▶ [Records from a collection]:
--------------------

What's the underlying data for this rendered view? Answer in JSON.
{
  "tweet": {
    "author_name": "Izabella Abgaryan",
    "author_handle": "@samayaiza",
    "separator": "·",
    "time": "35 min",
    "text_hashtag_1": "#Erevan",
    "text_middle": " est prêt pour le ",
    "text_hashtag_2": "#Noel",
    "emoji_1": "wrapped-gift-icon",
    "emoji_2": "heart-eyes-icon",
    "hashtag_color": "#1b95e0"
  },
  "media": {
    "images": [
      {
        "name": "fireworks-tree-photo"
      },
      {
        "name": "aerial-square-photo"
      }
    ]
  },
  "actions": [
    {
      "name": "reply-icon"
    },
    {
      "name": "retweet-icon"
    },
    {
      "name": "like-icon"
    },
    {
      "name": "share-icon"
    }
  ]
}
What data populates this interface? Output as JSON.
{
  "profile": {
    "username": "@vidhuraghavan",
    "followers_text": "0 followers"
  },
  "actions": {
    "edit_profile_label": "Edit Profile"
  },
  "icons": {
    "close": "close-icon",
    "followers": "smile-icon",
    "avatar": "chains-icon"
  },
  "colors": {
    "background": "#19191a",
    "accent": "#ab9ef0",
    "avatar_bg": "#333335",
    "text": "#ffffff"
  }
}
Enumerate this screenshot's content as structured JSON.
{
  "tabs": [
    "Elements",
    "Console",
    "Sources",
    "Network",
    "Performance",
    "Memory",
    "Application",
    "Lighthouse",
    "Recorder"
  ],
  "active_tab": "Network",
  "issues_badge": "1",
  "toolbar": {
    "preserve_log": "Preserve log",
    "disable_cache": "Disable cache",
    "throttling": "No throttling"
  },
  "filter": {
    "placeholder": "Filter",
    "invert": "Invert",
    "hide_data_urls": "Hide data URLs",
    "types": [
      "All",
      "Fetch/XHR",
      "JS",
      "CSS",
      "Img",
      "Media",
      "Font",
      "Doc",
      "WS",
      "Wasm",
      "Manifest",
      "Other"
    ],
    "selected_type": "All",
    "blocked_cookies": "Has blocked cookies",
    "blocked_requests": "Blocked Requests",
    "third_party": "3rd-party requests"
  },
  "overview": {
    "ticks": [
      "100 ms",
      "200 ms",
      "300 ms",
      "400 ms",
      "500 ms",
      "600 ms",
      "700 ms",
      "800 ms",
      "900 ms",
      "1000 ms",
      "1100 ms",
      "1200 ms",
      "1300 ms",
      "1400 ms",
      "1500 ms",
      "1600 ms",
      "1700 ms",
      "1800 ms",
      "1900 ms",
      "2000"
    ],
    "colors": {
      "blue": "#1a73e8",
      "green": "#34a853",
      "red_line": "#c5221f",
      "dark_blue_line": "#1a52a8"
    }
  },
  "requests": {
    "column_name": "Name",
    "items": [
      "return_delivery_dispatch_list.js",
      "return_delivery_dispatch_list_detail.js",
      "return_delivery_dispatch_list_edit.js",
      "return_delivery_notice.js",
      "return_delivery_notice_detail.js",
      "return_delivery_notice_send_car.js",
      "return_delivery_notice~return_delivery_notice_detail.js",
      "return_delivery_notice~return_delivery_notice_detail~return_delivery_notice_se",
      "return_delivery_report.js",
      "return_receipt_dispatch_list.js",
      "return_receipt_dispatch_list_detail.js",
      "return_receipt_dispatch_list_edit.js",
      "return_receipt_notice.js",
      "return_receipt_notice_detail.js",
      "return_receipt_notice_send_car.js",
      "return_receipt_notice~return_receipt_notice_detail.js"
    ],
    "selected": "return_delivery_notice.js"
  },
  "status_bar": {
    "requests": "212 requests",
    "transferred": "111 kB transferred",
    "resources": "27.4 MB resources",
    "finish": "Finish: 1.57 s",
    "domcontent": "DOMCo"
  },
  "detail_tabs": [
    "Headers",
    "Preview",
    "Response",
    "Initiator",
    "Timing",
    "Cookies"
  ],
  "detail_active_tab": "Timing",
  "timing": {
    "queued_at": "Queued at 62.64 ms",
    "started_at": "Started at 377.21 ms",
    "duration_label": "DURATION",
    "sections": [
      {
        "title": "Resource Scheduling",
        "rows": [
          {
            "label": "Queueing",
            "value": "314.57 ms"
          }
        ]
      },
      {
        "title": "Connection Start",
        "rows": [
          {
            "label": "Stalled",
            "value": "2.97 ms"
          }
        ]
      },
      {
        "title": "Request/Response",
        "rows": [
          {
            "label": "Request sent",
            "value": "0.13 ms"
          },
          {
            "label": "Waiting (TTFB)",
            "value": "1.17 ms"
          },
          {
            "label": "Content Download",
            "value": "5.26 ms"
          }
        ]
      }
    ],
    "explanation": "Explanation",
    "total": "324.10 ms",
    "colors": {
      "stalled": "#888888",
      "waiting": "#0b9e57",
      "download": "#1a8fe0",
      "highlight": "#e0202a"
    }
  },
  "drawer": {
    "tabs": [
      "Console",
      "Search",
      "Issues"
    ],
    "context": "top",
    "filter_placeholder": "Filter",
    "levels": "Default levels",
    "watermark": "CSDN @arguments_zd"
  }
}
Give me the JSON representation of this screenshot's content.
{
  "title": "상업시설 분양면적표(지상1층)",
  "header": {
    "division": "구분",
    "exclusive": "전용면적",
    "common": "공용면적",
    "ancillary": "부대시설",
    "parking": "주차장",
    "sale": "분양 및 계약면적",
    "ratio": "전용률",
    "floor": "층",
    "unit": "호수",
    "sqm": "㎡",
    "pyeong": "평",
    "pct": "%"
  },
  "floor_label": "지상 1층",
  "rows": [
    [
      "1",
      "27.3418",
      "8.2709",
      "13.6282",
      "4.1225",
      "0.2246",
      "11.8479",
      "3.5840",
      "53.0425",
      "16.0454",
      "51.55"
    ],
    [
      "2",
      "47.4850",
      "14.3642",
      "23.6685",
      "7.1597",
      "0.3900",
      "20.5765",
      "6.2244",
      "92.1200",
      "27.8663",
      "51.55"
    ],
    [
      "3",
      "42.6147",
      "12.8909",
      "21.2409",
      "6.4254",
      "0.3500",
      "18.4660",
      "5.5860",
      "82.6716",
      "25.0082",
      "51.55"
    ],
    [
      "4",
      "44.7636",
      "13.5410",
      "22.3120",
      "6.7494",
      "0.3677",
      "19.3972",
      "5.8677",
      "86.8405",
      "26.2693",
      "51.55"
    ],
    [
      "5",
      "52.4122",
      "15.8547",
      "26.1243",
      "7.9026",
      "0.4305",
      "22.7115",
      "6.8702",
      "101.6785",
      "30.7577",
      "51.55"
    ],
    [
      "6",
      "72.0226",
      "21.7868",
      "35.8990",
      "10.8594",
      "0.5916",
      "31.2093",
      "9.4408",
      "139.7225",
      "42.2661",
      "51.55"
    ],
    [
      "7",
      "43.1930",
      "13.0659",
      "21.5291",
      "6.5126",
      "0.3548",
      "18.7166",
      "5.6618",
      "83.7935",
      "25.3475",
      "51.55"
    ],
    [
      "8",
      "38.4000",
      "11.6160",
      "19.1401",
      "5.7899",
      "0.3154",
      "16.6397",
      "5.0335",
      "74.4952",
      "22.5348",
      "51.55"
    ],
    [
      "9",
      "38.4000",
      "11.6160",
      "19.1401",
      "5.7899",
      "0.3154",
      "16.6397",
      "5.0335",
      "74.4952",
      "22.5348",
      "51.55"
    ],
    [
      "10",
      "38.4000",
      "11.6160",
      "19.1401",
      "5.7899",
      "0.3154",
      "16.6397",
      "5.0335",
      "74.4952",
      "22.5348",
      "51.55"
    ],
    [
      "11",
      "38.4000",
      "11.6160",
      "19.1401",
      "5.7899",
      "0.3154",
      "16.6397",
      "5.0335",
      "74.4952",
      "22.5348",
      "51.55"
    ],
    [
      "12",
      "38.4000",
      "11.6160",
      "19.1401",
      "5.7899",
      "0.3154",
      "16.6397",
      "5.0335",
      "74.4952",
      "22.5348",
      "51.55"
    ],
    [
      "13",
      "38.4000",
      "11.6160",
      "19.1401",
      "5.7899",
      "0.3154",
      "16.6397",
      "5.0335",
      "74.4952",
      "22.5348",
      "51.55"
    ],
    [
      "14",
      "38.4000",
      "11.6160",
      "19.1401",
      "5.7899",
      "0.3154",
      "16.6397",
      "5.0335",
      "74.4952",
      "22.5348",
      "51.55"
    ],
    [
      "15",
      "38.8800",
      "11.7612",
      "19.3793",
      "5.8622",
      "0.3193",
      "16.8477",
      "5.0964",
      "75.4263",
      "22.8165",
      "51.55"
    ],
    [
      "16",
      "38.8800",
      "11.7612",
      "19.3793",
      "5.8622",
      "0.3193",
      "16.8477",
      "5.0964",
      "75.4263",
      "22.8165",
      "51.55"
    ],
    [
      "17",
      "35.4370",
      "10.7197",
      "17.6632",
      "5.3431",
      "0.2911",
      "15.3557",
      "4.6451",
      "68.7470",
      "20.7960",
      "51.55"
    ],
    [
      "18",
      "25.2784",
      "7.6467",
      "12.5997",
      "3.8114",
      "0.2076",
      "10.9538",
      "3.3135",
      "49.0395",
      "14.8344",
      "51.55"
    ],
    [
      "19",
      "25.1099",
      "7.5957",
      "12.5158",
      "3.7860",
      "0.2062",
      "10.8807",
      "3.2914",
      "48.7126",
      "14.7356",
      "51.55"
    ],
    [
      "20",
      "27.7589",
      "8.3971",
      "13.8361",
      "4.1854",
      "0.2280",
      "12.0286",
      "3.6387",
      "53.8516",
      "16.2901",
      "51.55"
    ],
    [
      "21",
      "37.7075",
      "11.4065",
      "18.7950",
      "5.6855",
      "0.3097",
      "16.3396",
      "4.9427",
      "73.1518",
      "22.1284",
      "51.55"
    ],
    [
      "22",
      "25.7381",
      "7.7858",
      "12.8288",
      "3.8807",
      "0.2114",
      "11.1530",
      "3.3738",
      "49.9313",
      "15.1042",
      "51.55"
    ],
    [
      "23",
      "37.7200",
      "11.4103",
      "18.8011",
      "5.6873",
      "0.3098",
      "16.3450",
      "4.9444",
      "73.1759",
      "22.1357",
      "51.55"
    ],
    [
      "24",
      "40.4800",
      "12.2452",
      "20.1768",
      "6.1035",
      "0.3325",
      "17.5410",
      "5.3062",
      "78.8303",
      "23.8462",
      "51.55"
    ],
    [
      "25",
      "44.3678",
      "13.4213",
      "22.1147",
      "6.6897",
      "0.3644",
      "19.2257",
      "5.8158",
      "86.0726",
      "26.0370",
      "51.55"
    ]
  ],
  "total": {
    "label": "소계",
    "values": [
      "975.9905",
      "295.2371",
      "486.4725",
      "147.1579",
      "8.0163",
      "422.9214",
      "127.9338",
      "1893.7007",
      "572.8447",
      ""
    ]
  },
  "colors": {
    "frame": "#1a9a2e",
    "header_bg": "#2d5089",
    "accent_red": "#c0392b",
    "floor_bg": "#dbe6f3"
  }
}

--------------------

▶ [What you are asked to do]: How many lines in the records above hold the word "this"? Give only the number.

▶ [Correct output]: 4